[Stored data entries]
-*-

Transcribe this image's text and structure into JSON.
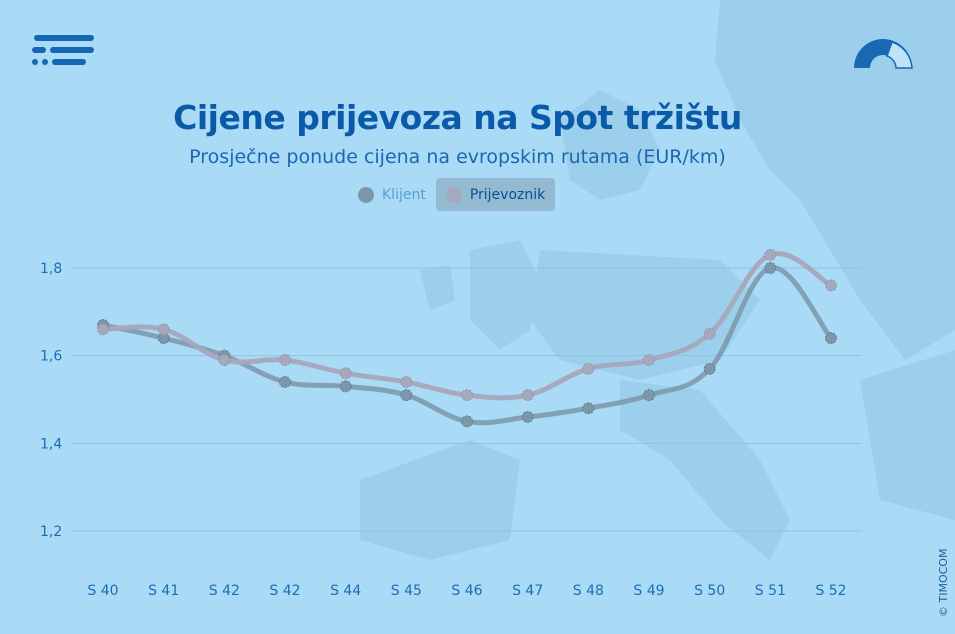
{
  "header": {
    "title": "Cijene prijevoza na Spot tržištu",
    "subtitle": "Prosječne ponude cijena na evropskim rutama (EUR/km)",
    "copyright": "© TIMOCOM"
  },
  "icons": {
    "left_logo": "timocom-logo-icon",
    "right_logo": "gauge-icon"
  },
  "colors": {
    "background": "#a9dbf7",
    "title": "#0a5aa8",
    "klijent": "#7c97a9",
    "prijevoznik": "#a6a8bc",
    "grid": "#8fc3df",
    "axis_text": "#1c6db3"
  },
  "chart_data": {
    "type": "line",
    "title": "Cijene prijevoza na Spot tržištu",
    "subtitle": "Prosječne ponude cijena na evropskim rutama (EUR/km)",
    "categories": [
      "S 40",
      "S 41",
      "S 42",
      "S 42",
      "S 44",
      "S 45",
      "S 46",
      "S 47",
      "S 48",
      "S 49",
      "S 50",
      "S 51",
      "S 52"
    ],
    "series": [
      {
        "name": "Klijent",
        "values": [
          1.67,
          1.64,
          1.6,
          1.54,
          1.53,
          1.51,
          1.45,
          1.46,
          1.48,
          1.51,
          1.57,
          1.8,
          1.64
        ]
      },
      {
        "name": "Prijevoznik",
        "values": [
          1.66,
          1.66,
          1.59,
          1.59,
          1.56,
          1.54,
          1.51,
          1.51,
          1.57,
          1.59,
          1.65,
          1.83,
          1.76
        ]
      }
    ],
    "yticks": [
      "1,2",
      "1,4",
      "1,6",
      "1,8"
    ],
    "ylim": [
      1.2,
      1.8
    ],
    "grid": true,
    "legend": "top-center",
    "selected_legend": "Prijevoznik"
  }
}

-*-

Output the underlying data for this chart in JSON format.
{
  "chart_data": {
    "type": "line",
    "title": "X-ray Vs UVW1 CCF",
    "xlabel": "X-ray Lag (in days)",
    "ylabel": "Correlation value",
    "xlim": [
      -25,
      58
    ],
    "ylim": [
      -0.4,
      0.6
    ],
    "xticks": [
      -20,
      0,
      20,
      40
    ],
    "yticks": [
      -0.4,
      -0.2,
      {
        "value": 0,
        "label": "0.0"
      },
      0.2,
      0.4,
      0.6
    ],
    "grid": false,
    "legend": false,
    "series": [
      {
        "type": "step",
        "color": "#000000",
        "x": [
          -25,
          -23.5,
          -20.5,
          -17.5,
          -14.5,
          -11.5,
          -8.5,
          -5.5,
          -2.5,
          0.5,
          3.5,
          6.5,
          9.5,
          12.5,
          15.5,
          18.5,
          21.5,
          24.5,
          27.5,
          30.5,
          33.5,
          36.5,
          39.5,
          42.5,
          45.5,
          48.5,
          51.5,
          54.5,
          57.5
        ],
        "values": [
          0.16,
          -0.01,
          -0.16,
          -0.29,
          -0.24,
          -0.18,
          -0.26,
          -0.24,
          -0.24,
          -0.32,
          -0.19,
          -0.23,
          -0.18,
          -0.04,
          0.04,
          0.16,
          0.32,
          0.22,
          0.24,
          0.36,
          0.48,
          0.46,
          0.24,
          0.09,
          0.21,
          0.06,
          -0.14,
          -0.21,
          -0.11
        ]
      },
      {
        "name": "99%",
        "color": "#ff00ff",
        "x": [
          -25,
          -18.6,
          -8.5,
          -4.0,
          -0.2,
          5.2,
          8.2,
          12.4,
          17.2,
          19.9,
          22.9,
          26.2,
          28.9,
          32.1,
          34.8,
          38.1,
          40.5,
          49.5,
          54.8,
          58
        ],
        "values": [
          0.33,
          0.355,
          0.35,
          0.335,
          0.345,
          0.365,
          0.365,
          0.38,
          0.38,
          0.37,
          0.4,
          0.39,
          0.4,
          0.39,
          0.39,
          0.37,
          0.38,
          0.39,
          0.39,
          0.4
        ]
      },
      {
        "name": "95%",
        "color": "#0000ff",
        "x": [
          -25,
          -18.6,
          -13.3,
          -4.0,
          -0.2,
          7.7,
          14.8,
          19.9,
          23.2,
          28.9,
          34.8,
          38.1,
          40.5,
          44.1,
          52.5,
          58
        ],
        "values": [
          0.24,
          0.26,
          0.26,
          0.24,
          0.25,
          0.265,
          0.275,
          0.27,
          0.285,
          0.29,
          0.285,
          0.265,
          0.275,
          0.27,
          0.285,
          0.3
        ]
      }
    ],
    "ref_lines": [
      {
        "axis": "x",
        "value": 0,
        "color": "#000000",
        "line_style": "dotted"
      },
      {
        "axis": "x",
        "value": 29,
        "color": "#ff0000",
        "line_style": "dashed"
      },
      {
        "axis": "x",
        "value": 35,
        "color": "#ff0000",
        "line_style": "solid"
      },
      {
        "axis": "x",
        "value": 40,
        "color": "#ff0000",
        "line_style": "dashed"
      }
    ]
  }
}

-*-

▸ The problem:
Gather all lines with the string "JSON" from the data.

▸ Reply to the exercise:
Transcribe this image's text and structure into JSON.
Output the underlying data for this chart in JSON format.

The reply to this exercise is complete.